:: Given exercise ::
Return the entries verbatim and drop every picture.

:: Records to use ::
┏━━
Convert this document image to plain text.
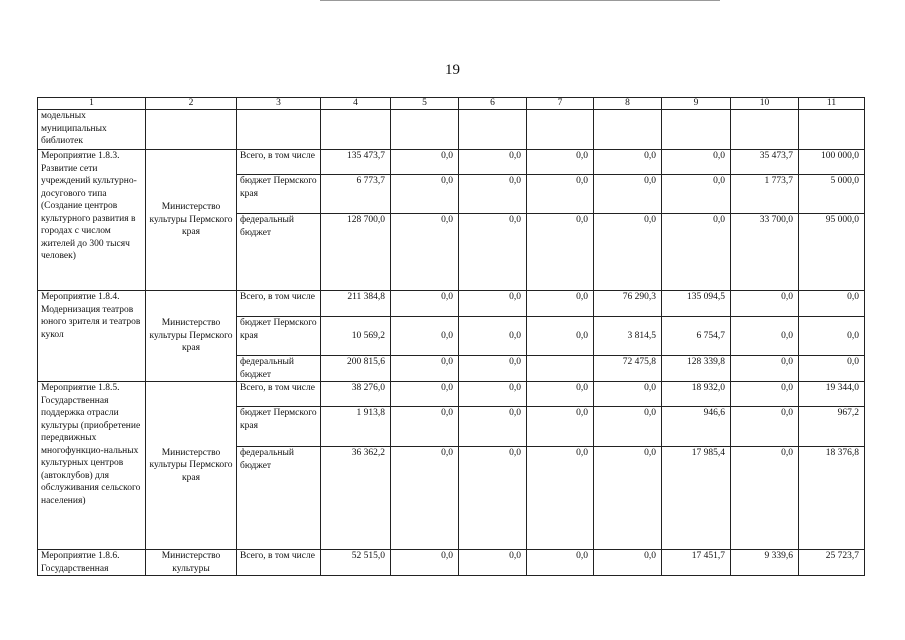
19
1	2	3	4	5	6	7	8	9	10	11
модельных муниципальных библиотек										
Мероприятие 1.8.3. Развитие сети учреждений культурно-досугового типа (Создание центров культурного развития в городах с числом жителей до 300 тысяч человек)	Министерство культуры Пермского края	Всего, в том числе	135 473,7	0,0	0,0	0,0	0,0	0,0	35 473,7	100 000,0
		бюджет Пермского края	6 773,7	0,0	0,0	0,0	0,0	0,0	1 773,7	5 000,0
		федеральный бюджет	128 700,0	0,0	0,0	0,0	0,0	0,0	33 700,0	95 000,0
Мероприятие 1.8.4. Модернизация театров юного зрителя и театров кукол	Министерство культуры Пермского края	Всего, в том числе	211 384,8	0,0	0,0	0,0	76 290,3	135 094,5	0,0	0,0
		бюджет Пермского края	10 569,2	0,0	0,0	0,0	3 814,5	6 754,7	0,0	0,0
		федеральный бюджет	200 815,6	0,0	0,0		72 475,8	128 339,8	0,0	0,0
Мероприятие 1.8.5. Государственная поддержка отрасли культуры (приобретение передвижных многофункцио-нальных культурных центров (автоклубов) для обслуживания сельского населения)	Министерство культуры Пермского края	Всего, в том числе	38 276,0	0,0	0,0	0,0	0,0	18 932,0	0,0	19 344,0
		бюджет Пермского края	1 913,8	0,0	0,0	0,0	0,0	946,6	0,0	967,2
		федеральный бюджет	36 362,2	0,0	0,0	0,0	0,0	17 985,4	0,0	18 376,8
Мероприятие 1.8.6. Государственная	Министерство культуры	Всего, в том числе	52 515,0	0,0	0,0	0,0	0,0	17 451,7	9 339,6	25 723,7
┗━━
:: Solution to the exercise ::
Convert this document image to plain text.
19
1	2	3	4	5	6	7	8	9	10	11
модельных муниципальных библиотек										
Мероприятие 1.8.3. Развитие сети учреждений культурно-досугового типа (Создание центров культурного развития в городах с числом жителей до 300 тысяч человек)	Министерство культуры Пермского края	Всего, в том числе	135 473,7	0,0	0,0	0,0	0,0	0,0	35 473,7	100 000,0
		бюджет Пермского края	6 773,7	0,0	0,0	0,0	0,0	0,0	1 773,7	5 000,0
		федеральный бюджет	128 700,0	0,0	0,0	0,0	0,0	0,0	33 700,0	95 000,0
Мероприятие 1.8.4. Модернизация театров юного зрителя и театров кукол	Министерство культуры Пермского края	Всего, в том числе	211 384,8	0,0	0,0	0,0	76 290,3	135 094,5	0,0	0,0
		бюджет Пермского края	10 569,2	0,0	0,0	0,0	3 814,5	6 754,7	0,0	0,0
		федеральный бюджет	200 815,6	0,0	0,0		72 475,8	128 339,8	0,0	0,0
Мероприятие 1.8.5. Государственная поддержка отрасли культуры (приобретение передвижных многофункцио-нальных культурных центров (автоклубов) для обслуживания сельского населения)	Министерство культуры Пермского края	Всего, в том числе	38 276,0	0,0	0,0	0,0	0,0	18 932,0	0,0	19 344,0
		бюджет Пермского края	1 913,8	0,0	0,0	0,0	0,0	946,6	0,0	967,2
		федеральный бюджет	36 362,2	0,0	0,0	0,0	0,0	17 985,4	0,0	18 376,8
Мероприятие 1.8.6. Государственная	Министерство культуры	Всего, в том числе	52 515,0	0,0	0,0	0,0	0,0	17 451,7	9 339,6	25 723,7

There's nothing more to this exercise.